Search the data for the string "исполнением" and extract every line where it appears.
─── Supplied information ───
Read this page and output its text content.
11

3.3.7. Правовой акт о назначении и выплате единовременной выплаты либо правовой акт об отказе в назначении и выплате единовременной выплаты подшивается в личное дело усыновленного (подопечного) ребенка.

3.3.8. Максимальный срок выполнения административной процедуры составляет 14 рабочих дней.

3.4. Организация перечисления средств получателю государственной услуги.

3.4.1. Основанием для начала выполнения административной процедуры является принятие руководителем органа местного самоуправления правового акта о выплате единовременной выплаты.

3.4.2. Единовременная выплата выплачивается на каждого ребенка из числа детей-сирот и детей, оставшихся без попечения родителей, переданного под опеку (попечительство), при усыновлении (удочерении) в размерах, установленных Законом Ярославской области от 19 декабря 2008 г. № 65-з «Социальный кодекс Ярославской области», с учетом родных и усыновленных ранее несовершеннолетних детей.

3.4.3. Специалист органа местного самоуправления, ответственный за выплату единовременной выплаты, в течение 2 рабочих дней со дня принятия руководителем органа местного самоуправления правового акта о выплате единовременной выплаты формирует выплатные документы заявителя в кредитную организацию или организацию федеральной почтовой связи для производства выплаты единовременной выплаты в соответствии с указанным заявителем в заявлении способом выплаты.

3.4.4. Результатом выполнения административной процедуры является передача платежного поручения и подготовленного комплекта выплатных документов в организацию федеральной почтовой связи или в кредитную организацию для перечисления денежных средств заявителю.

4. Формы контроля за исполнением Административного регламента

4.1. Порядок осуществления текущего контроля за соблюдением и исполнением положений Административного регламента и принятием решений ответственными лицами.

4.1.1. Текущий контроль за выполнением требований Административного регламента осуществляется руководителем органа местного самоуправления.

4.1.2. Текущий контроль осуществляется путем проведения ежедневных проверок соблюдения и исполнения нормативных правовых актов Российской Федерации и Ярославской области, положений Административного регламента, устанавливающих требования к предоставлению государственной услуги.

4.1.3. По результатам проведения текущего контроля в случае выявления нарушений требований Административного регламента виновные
───
## Expected answer
4. Формы контроля за исполнением Административного регламента
4.1. Порядок осуществления текущего контроля за соблюдением и исполнением положений Административного регламента и принятием решений ответственными лицами.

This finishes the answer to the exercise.